Request » Among the lines below, how many carry the string "blive"? Reply with a number and nothing else.

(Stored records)
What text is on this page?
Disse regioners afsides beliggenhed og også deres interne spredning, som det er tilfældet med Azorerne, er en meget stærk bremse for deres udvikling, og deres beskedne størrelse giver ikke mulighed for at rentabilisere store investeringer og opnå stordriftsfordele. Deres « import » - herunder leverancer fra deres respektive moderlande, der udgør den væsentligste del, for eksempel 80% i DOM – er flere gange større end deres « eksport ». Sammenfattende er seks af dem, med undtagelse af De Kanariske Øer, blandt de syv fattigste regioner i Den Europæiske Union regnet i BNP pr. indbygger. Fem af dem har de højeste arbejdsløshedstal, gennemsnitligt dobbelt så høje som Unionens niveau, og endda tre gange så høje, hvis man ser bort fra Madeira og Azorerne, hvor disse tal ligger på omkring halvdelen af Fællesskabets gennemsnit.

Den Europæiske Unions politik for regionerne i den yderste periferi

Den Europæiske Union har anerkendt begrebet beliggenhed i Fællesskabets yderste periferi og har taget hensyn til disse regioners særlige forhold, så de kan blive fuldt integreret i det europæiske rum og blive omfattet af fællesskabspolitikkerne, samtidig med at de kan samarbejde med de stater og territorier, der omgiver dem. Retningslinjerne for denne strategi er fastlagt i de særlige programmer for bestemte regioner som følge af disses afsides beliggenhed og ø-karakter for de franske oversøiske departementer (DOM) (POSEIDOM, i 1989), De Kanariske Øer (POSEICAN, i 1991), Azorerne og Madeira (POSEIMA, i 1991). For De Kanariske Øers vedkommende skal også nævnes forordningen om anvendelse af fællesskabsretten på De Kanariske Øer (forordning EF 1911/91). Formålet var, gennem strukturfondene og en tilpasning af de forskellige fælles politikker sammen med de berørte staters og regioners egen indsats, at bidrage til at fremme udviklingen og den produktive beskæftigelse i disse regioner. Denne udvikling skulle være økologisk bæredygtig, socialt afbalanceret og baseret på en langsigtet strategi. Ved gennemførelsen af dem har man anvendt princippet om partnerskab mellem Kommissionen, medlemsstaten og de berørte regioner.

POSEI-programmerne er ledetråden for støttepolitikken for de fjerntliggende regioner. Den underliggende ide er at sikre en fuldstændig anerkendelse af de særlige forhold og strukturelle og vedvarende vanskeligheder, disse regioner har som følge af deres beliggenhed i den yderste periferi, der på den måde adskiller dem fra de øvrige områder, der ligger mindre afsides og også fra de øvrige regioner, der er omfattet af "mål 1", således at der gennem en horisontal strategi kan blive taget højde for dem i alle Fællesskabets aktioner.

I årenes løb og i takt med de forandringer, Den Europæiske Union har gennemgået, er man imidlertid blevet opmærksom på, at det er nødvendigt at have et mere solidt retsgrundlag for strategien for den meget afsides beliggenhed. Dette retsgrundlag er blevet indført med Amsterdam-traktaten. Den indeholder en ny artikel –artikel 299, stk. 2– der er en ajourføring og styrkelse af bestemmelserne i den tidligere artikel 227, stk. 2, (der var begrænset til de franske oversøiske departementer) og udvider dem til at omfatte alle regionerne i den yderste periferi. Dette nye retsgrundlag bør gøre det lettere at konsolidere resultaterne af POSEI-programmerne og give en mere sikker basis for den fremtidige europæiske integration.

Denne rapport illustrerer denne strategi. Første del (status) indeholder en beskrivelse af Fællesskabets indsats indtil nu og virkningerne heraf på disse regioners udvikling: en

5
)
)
* * *
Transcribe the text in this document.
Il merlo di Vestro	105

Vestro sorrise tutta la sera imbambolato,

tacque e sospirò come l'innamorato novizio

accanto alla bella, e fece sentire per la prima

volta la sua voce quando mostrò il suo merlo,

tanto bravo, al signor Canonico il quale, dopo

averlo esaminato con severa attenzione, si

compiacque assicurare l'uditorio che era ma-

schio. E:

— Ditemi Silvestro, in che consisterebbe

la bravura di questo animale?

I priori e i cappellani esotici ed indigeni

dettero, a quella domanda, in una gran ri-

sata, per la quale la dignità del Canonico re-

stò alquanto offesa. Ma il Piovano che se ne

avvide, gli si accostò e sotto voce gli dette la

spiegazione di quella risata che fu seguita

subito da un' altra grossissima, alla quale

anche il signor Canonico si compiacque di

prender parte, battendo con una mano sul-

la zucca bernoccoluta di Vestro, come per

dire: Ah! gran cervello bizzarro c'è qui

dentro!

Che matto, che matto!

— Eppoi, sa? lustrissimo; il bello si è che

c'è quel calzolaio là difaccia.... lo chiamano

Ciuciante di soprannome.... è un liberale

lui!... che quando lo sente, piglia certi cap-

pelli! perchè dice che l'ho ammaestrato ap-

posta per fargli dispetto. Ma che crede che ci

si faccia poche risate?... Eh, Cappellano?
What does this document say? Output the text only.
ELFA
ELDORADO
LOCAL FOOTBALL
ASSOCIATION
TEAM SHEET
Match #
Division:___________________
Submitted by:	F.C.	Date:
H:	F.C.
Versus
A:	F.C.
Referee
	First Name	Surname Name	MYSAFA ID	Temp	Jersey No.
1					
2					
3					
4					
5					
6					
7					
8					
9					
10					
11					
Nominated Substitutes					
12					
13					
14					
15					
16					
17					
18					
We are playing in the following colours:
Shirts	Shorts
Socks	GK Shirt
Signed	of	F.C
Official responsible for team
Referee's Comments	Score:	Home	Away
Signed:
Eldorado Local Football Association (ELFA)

Result of this exercise » 2